EXTRACTED INFORMATION:
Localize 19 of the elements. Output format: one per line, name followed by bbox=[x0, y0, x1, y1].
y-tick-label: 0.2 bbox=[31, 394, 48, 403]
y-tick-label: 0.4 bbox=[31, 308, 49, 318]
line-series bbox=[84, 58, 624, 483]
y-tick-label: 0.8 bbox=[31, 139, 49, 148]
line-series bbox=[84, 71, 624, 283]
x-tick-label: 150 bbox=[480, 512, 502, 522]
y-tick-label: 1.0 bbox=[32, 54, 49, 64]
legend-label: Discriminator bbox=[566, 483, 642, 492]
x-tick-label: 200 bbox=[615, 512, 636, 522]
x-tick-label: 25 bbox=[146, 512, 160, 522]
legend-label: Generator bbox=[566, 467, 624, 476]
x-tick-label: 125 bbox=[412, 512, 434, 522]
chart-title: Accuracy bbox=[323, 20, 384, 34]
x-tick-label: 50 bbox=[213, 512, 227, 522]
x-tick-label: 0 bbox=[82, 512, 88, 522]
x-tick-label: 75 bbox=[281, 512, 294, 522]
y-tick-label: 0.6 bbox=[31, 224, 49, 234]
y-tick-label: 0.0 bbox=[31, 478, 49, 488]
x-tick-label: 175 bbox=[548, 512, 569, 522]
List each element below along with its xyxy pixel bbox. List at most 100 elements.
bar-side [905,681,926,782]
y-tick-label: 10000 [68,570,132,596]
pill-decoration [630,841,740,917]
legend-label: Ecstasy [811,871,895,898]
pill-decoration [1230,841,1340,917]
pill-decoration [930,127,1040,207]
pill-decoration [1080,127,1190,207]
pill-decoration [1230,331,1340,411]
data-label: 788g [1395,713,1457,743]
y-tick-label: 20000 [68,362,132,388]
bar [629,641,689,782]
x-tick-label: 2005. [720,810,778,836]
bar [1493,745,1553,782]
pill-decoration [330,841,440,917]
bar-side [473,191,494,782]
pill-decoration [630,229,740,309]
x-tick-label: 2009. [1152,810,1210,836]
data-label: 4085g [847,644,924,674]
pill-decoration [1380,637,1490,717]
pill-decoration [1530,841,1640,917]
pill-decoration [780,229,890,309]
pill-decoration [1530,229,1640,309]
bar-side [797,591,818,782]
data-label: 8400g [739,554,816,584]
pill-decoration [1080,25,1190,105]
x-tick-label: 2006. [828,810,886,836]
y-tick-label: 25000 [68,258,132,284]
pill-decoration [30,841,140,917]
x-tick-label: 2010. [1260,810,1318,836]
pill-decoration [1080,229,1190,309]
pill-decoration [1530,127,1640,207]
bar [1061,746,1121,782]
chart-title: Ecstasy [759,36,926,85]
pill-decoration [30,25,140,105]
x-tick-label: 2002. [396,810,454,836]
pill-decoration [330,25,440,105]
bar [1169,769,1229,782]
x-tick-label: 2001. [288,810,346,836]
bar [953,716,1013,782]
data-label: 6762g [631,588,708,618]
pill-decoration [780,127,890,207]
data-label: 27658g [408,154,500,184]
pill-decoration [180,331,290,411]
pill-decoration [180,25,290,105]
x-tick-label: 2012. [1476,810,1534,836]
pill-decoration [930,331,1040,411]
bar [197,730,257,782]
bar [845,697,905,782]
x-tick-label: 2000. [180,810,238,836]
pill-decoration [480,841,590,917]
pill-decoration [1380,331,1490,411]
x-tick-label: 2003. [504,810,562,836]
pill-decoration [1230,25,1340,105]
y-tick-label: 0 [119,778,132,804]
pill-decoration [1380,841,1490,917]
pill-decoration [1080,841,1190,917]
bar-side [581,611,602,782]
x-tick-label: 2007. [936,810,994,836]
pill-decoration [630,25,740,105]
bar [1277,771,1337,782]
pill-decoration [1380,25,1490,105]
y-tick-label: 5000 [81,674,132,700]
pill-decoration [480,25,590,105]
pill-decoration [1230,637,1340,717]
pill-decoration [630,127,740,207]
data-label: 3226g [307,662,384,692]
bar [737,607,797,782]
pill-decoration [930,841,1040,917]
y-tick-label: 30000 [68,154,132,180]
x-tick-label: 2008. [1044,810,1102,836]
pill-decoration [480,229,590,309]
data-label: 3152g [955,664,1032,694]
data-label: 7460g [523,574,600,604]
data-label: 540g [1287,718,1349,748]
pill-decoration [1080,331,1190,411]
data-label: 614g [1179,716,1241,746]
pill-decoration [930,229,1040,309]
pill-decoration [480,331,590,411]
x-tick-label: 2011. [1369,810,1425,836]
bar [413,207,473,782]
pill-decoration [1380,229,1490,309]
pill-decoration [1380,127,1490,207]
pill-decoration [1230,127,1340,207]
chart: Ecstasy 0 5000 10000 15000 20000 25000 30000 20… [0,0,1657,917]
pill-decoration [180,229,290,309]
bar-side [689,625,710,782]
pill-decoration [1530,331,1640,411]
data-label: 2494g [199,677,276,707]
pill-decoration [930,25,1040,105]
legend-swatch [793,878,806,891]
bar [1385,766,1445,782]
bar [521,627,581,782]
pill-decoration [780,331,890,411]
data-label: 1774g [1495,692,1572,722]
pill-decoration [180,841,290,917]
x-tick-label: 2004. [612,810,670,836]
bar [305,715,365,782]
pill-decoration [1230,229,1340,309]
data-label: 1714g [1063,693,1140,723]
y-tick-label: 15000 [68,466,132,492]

WHAT YOU WILL DO: Change "y-tick-label" to "y-axis-label" in the lines from the very first one through the one containing "x-tick-label: 25 bbox=[146, 512, 160, 522]", and give back only those lines with nothing else altered.

EXERCISE SOLUTION:
Localize 19 of the elements. Output format: one per line, name followed by bbox=[x0, y0, x1, y1].
y-axis-label: 0.2 bbox=[31, 394, 48, 403]
y-axis-label: 0.4 bbox=[31, 308, 49, 318]
line-series bbox=[84, 58, 624, 483]
y-axis-label: 0.8 bbox=[31, 139, 49, 148]
line-series bbox=[84, 71, 624, 283]
x-tick-label: 150 bbox=[480, 512, 502, 522]
y-axis-label: 1.0 bbox=[32, 54, 49, 64]
legend-label: Discriminator bbox=[566, 483, 642, 492]
x-tick-label: 200 bbox=[615, 512, 636, 522]
x-tick-label: 25 bbox=[146, 512, 160, 522]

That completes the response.